━━ Information supplied ━━

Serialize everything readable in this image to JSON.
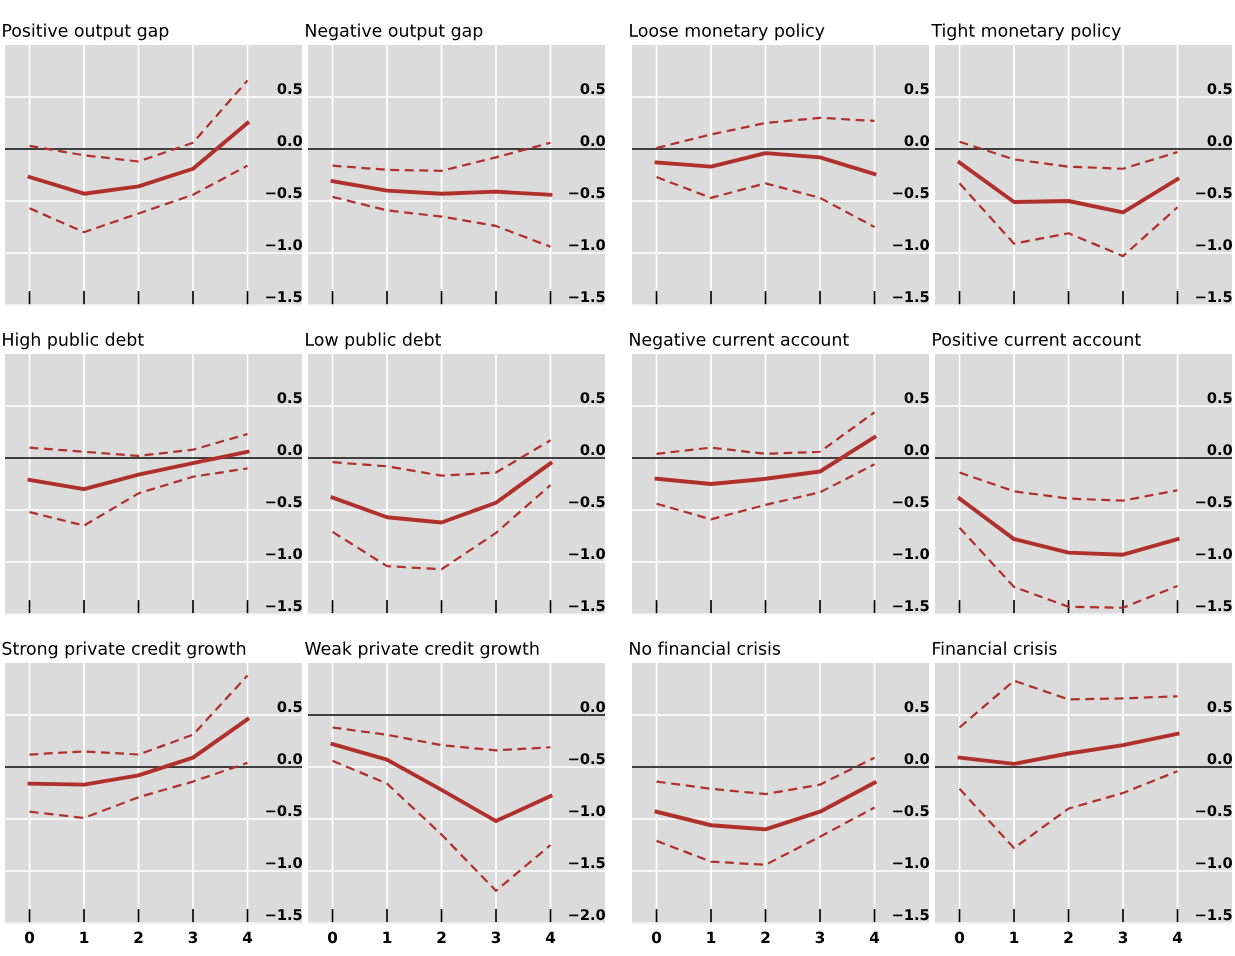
{
  "chart_data": [
    {
      "type": "line",
      "title": "Positive output gap",
      "x": [
        0,
        1,
        2,
        3,
        4
      ],
      "xlim": [
        -0.45,
        5.0
      ],
      "xticks": [
        0,
        1,
        2,
        3,
        4
      ],
      "ylim": [
        -1.5,
        1.0
      ],
      "yticks": [
        {
          "value": 0.5,
          "label": "0.5"
        },
        {
          "value": 0,
          "label": "0.0"
        },
        {
          "value": -0.5,
          "label": "−0.5"
        },
        {
          "value": -1.0,
          "label": "−1.0"
        },
        {
          "value": -1.5,
          "label": "−1.5"
        }
      ],
      "grid": true,
      "tick_labels": "y",
      "ref_lines": [
        {
          "axis": "y",
          "value": 0,
          "color": "#000000"
        }
      ],
      "series": [
        {
          "color": "#b0302c",
          "line_style": "solid",
          "values": [
            -0.27,
            -0.43,
            -0.36,
            -0.19,
            0.25
          ]
        },
        {
          "color": "#b0302c",
          "line_style": "dashed",
          "values": [
            0.03,
            -0.06,
            -0.12,
            0.06,
            0.66
          ]
        },
        {
          "color": "#b0302c",
          "line_style": "dashed",
          "values": [
            -0.57,
            -0.8,
            -0.62,
            -0.44,
            -0.16
          ]
        }
      ]
    },
    {
      "type": "line",
      "title": "Negative output gap",
      "x": [
        0,
        1,
        2,
        3,
        4
      ],
      "xlim": [
        -0.45,
        5.0
      ],
      "xticks": [
        0,
        1,
        2,
        3,
        4
      ],
      "ylim": [
        -1.5,
        1.0
      ],
      "yticks": [
        {
          "value": 0.5,
          "label": "0.5"
        },
        {
          "value": 0,
          "label": "0.0"
        },
        {
          "value": -0.5,
          "label": "−0.5"
        },
        {
          "value": -1.0,
          "label": "−1.0"
        },
        {
          "value": -1.5,
          "label": "−1.5"
        }
      ],
      "grid": true,
      "tick_labels": "y",
      "ref_lines": [
        {
          "axis": "y",
          "value": 0,
          "color": "#000000"
        }
      ],
      "series": [
        {
          "color": "#b0302c",
          "line_style": "solid",
          "values": [
            -0.31,
            -0.4,
            -0.43,
            -0.41,
            -0.44
          ]
        },
        {
          "color": "#b0302c",
          "line_style": "dashed",
          "values": [
            -0.16,
            -0.2,
            -0.21,
            -0.08,
            0.06
          ]
        },
        {
          "color": "#b0302c",
          "line_style": "dashed",
          "values": [
            -0.46,
            -0.59,
            -0.65,
            -0.74,
            -0.94
          ]
        }
      ]
    },
    {
      "type": "line",
      "title": "Loose monetary policy",
      "x": [
        0,
        1,
        2,
        3,
        4
      ],
      "xlim": [
        -0.45,
        5.0
      ],
      "xticks": [
        0,
        1,
        2,
        3,
        4
      ],
      "ylim": [
        -1.5,
        1.0
      ],
      "yticks": [
        {
          "value": 0.5,
          "label": "0.5"
        },
        {
          "value": 0,
          "label": "0.0"
        },
        {
          "value": -0.5,
          "label": "−0.5"
        },
        {
          "value": -1.0,
          "label": "−1.0"
        },
        {
          "value": -1.5,
          "label": "−1.5"
        }
      ],
      "grid": true,
      "tick_labels": "y",
      "ref_lines": [
        {
          "axis": "y",
          "value": 0,
          "color": "#000000"
        }
      ],
      "series": [
        {
          "color": "#b0302c",
          "line_style": "solid",
          "values": [
            -0.13,
            -0.17,
            -0.04,
            -0.08,
            -0.24
          ]
        },
        {
          "color": "#b0302c",
          "line_style": "dashed",
          "values": [
            0.01,
            0.14,
            0.25,
            0.3,
            0.27
          ]
        },
        {
          "color": "#b0302c",
          "line_style": "dashed",
          "values": [
            -0.27,
            -0.47,
            -0.33,
            -0.47,
            -0.75
          ]
        }
      ]
    },
    {
      "type": "line",
      "title": "Tight monetary policy",
      "x": [
        0,
        1,
        2,
        3,
        4
      ],
      "xlim": [
        -0.45,
        5.0
      ],
      "xticks": [
        0,
        1,
        2,
        3,
        4
      ],
      "ylim": [
        -1.5,
        1.0
      ],
      "yticks": [
        {
          "value": 0.5,
          "label": "0.5"
        },
        {
          "value": 0,
          "label": "0.0"
        },
        {
          "value": -0.5,
          "label": "−0.5"
        },
        {
          "value": -1.0,
          "label": "−1.0"
        },
        {
          "value": -1.5,
          "label": "−1.5"
        }
      ],
      "grid": true,
      "tick_labels": "y",
      "ref_lines": [
        {
          "axis": "y",
          "value": 0,
          "color": "#000000"
        }
      ],
      "series": [
        {
          "color": "#b0302c",
          "line_style": "solid",
          "values": [
            -0.13,
            -0.51,
            -0.5,
            -0.61,
            -0.29
          ]
        },
        {
          "color": "#b0302c",
          "line_style": "dashed",
          "values": [
            0.07,
            -0.1,
            -0.17,
            -0.19,
            -0.03
          ]
        },
        {
          "color": "#b0302c",
          "line_style": "dashed",
          "values": [
            -0.33,
            -0.91,
            -0.81,
            -1.03,
            -0.56
          ]
        }
      ]
    },
    {
      "type": "line",
      "title": "High public debt",
      "x": [
        0,
        1,
        2,
        3,
        4
      ],
      "xlim": [
        -0.45,
        5.0
      ],
      "xticks": [
        0,
        1,
        2,
        3,
        4
      ],
      "ylim": [
        -1.5,
        1.0
      ],
      "yticks": [
        {
          "value": 0.5,
          "label": "0.5"
        },
        {
          "value": 0,
          "label": "0.0"
        },
        {
          "value": -0.5,
          "label": "−0.5"
        },
        {
          "value": -1.0,
          "label": "−1.0"
        },
        {
          "value": -1.5,
          "label": "−1.5"
        }
      ],
      "grid": true,
      "tick_labels": "y",
      "ref_lines": [
        {
          "axis": "y",
          "value": 0,
          "color": "#000000"
        }
      ],
      "series": [
        {
          "color": "#b0302c",
          "line_style": "solid",
          "values": [
            -0.21,
            -0.3,
            -0.16,
            -0.05,
            0.06
          ]
        },
        {
          "color": "#b0302c",
          "line_style": "dashed",
          "values": [
            0.1,
            0.06,
            0.02,
            0.08,
            0.23
          ]
        },
        {
          "color": "#b0302c",
          "line_style": "dashed",
          "values": [
            -0.52,
            -0.65,
            -0.34,
            -0.18,
            -0.1
          ]
        }
      ]
    },
    {
      "type": "line",
      "title": "Low public debt",
      "x": [
        0,
        1,
        2,
        3,
        4
      ],
      "xlim": [
        -0.45,
        5.0
      ],
      "xticks": [
        0,
        1,
        2,
        3,
        4
      ],
      "ylim": [
        -1.5,
        1.0
      ],
      "yticks": [
        {
          "value": 0.5,
          "label": "0.5"
        },
        {
          "value": 0,
          "label": "0.0"
        },
        {
          "value": -0.5,
          "label": "−0.5"
        },
        {
          "value": -1.0,
          "label": "−1.0"
        },
        {
          "value": -1.5,
          "label": "−1.5"
        }
      ],
      "grid": true,
      "tick_labels": "y",
      "ref_lines": [
        {
          "axis": "y",
          "value": 0,
          "color": "#000000"
        }
      ],
      "series": [
        {
          "color": "#b0302c",
          "line_style": "solid",
          "values": [
            -0.38,
            -0.57,
            -0.62,
            -0.43,
            -0.05
          ]
        },
        {
          "color": "#b0302c",
          "line_style": "dashed",
          "values": [
            -0.04,
            -0.08,
            -0.17,
            -0.14,
            0.17
          ]
        },
        {
          "color": "#b0302c",
          "line_style": "dashed",
          "values": [
            -0.71,
            -1.04,
            -1.07,
            -0.72,
            -0.26
          ]
        }
      ]
    },
    {
      "type": "line",
      "title": "Negative current account",
      "x": [
        0,
        1,
        2,
        3,
        4
      ],
      "xlim": [
        -0.45,
        5.0
      ],
      "xticks": [
        0,
        1,
        2,
        3,
        4
      ],
      "ylim": [
        -1.5,
        1.0
      ],
      "yticks": [
        {
          "value": 0.5,
          "label": "0.5"
        },
        {
          "value": 0,
          "label": "0.0"
        },
        {
          "value": -0.5,
          "label": "−0.5"
        },
        {
          "value": -1.0,
          "label": "−1.0"
        },
        {
          "value": -1.5,
          "label": "−1.5"
        }
      ],
      "grid": true,
      "tick_labels": "y",
      "ref_lines": [
        {
          "axis": "y",
          "value": 0,
          "color": "#000000"
        }
      ],
      "series": [
        {
          "color": "#b0302c",
          "line_style": "solid",
          "values": [
            -0.2,
            -0.25,
            -0.2,
            -0.13,
            0.2
          ]
        },
        {
          "color": "#b0302c",
          "line_style": "dashed",
          "values": [
            0.04,
            0.1,
            0.04,
            0.06,
            0.44
          ]
        },
        {
          "color": "#b0302c",
          "line_style": "dashed",
          "values": [
            -0.44,
            -0.59,
            -0.45,
            -0.33,
            -0.06
          ]
        }
      ]
    },
    {
      "type": "line",
      "title": "Positive current account",
      "x": [
        0,
        1,
        2,
        3,
        4
      ],
      "xlim": [
        -0.45,
        5.0
      ],
      "xticks": [
        0,
        1,
        2,
        3,
        4
      ],
      "ylim": [
        -1.5,
        1.0
      ],
      "yticks": [
        {
          "value": 0.5,
          "label": "0.5"
        },
        {
          "value": 0,
          "label": "0.0"
        },
        {
          "value": -0.5,
          "label": "−0.5"
        },
        {
          "value": -1.0,
          "label": "−1.0"
        },
        {
          "value": -1.5,
          "label": "−1.5"
        }
      ],
      "grid": true,
      "tick_labels": "y",
      "ref_lines": [
        {
          "axis": "y",
          "value": 0,
          "color": "#000000"
        }
      ],
      "series": [
        {
          "color": "#b0302c",
          "line_style": "solid",
          "values": [
            -0.39,
            -0.78,
            -0.91,
            -0.93,
            -0.78
          ]
        },
        {
          "color": "#b0302c",
          "line_style": "dashed",
          "values": [
            -0.14,
            -0.32,
            -0.39,
            -0.41,
            -0.31
          ]
        },
        {
          "color": "#b0302c",
          "line_style": "dashed",
          "values": [
            -0.67,
            -1.24,
            -1.43,
            -1.44,
            -1.23
          ]
        }
      ]
    },
    {
      "type": "line",
      "title": "Strong private credit growth",
      "x": [
        0,
        1,
        2,
        3,
        4
      ],
      "xlim": [
        -0.45,
        5.0
      ],
      "xticks": [
        0,
        1,
        2,
        3,
        4
      ],
      "ylim": [
        -1.5,
        1.0
      ],
      "yticks": [
        {
          "value": 0.5,
          "label": "0.5"
        },
        {
          "value": 0,
          "label": "0.0"
        },
        {
          "value": -0.5,
          "label": "−0.5"
        },
        {
          "value": -1.0,
          "label": "−1.0"
        },
        {
          "value": -1.5,
          "label": "−1.5"
        }
      ],
      "grid": true,
      "ref_lines": [
        {
          "axis": "y",
          "value": 0,
          "color": "#000000"
        }
      ],
      "series": [
        {
          "color": "#b0302c",
          "line_style": "solid",
          "values": [
            -0.16,
            -0.17,
            -0.08,
            0.09,
            0.46
          ]
        },
        {
          "color": "#b0302c",
          "line_style": "dashed",
          "values": [
            0.12,
            0.15,
            0.12,
            0.31,
            0.88
          ]
        },
        {
          "color": "#b0302c",
          "line_style": "dashed",
          "values": [
            -0.43,
            -0.49,
            -0.29,
            -0.14,
            0.04
          ]
        }
      ]
    },
    {
      "type": "line",
      "title": "Weak private credit growth",
      "x": [
        0,
        1,
        2,
        3,
        4
      ],
      "xlim": [
        -0.45,
        5.0
      ],
      "xticks": [
        0,
        1,
        2,
        3,
        4
      ],
      "ylim": [
        -2.0,
        0.5
      ],
      "yticks": [
        {
          "value": 0,
          "label": "0.0"
        },
        {
          "value": -0.5,
          "label": "−0.5"
        },
        {
          "value": -1.0,
          "label": "−1.0"
        },
        {
          "value": -1.5,
          "label": "−1.5"
        },
        {
          "value": -2.0,
          "label": "−2.0"
        }
      ],
      "grid": true,
      "ref_lines": [
        {
          "axis": "y",
          "value": 0,
          "color": "#000000"
        }
      ],
      "series": [
        {
          "color": "#b0302c",
          "line_style": "solid",
          "values": [
            -0.28,
            -0.43,
            -0.72,
            -1.02,
            -0.78
          ]
        },
        {
          "color": "#b0302c",
          "line_style": "dashed",
          "values": [
            -0.12,
            -0.19,
            -0.29,
            -0.34,
            -0.31
          ]
        },
        {
          "color": "#b0302c",
          "line_style": "dashed",
          "values": [
            -0.44,
            -0.66,
            -1.15,
            -1.69,
            -1.25
          ]
        }
      ]
    },
    {
      "type": "line",
      "title": "No financial crisis",
      "x": [
        0,
        1,
        2,
        3,
        4
      ],
      "xlim": [
        -0.45,
        5.0
      ],
      "xticks": [
        0,
        1,
        2,
        3,
        4
      ],
      "ylim": [
        -1.5,
        1.0
      ],
      "yticks": [
        {
          "value": 0.5,
          "label": "0.5"
        },
        {
          "value": 0,
          "label": "0.0"
        },
        {
          "value": -0.5,
          "label": "−0.5"
        },
        {
          "value": -1.0,
          "label": "−1.0"
        },
        {
          "value": -1.5,
          "label": "−1.5"
        }
      ],
      "grid": true,
      "ref_lines": [
        {
          "axis": "y",
          "value": 0,
          "color": "#000000"
        }
      ],
      "series": [
        {
          "color": "#b0302c",
          "line_style": "solid",
          "values": [
            -0.43,
            -0.56,
            -0.6,
            -0.43,
            -0.15
          ]
        },
        {
          "color": "#b0302c",
          "line_style": "dashed",
          "values": [
            -0.14,
            -0.21,
            -0.26,
            -0.17,
            0.09
          ]
        },
        {
          "color": "#b0302c",
          "line_style": "dashed",
          "values": [
            -0.71,
            -0.91,
            -0.94,
            -0.67,
            -0.39
          ]
        }
      ]
    },
    {
      "type": "line",
      "title": "Financial crisis",
      "x": [
        0,
        1,
        2,
        3,
        4
      ],
      "xlim": [
        -0.45,
        5.0
      ],
      "xticks": [
        0,
        1,
        2,
        3,
        4
      ],
      "ylim": [
        -1.5,
        1.0
      ],
      "yticks": [
        {
          "value": 0.5,
          "label": "0.5"
        },
        {
          "value": 0,
          "label": "0.0"
        },
        {
          "value": -0.5,
          "label": "−0.5"
        },
        {
          "value": -1.0,
          "label": "−1.0"
        },
        {
          "value": -1.5,
          "label": "−1.5"
        }
      ],
      "grid": true,
      "ref_lines": [
        {
          "axis": "y",
          "value": 0,
          "color": "#000000"
        }
      ],
      "series": [
        {
          "color": "#b0302c",
          "line_style": "solid",
          "values": [
            0.09,
            0.03,
            0.13,
            0.21,
            0.32
          ]
        },
        {
          "color": "#b0302c",
          "line_style": "dashed",
          "values": [
            0.38,
            0.83,
            0.65,
            0.66,
            0.68
          ]
        },
        {
          "color": "#b0302c",
          "line_style": "dashed",
          "values": [
            -0.21,
            -0.78,
            -0.4,
            -0.25,
            -0.04
          ]
        }
      ]
    }
  ]
}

━━━

**Objective**.
From the records above, pick out and copy each line holding the word "credit".

**Complete response**.
      "title": "Strong private credit growth",
      "title": "Weak private credit growth",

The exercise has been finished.